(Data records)
-.-.-
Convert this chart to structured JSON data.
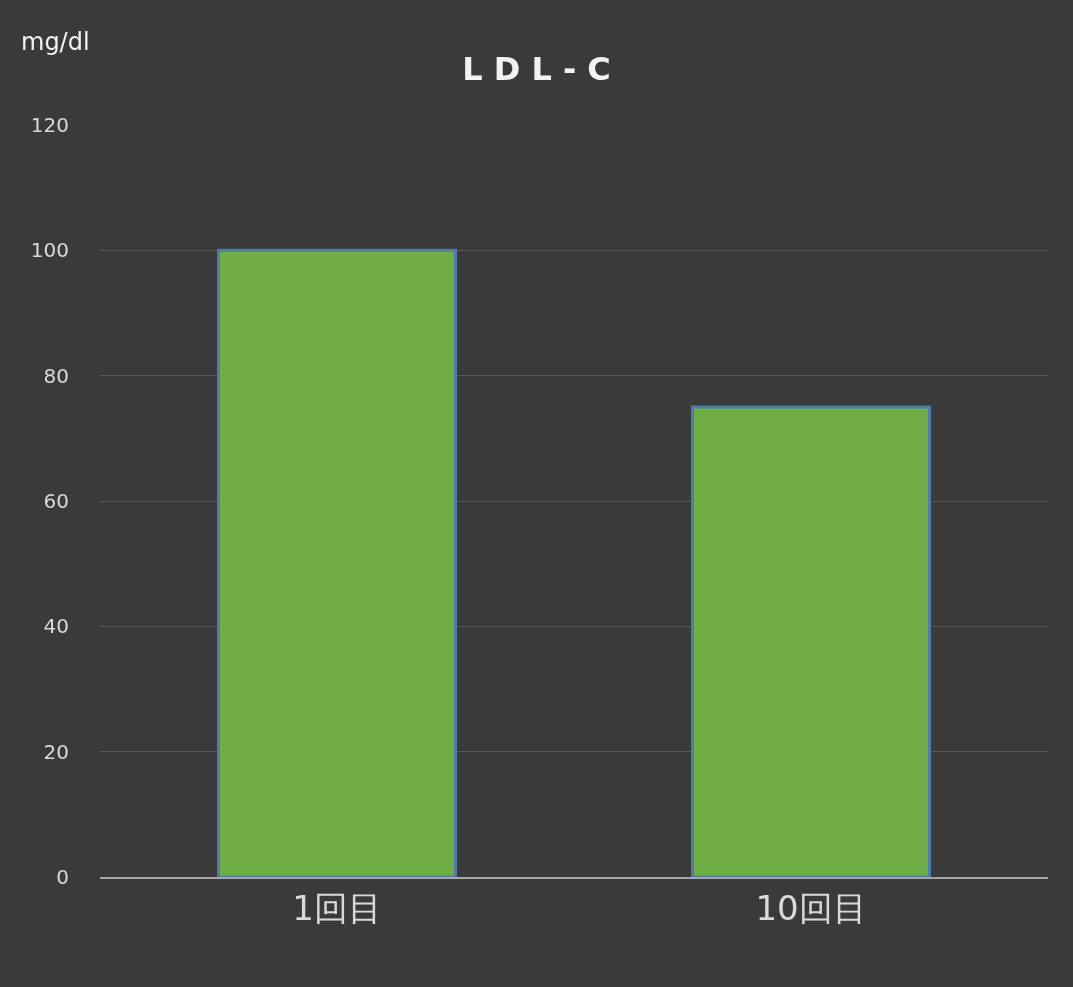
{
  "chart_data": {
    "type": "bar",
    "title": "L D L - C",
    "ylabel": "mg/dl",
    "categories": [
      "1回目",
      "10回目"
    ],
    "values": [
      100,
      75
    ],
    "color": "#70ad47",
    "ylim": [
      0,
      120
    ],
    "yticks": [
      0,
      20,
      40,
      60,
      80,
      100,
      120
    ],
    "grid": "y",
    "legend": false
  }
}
-.-.-
Reproduce each record from above exactly; pictures do not belong in the copy.

Convert this chart to structured JSON data.
{
  "chart_data": {
    "type": "bar",
    "title": "L D L - C",
    "ylabel": "mg/dl",
    "categories": [
      "1回目",
      "10回目"
    ],
    "values": [
      100,
      75
    ],
    "color": "#70ad47",
    "ylim": [
      0,
      120
    ],
    "yticks": [
      0,
      20,
      40,
      60,
      80,
      100,
      120
    ],
    "grid": "y",
    "legend": false
  }
}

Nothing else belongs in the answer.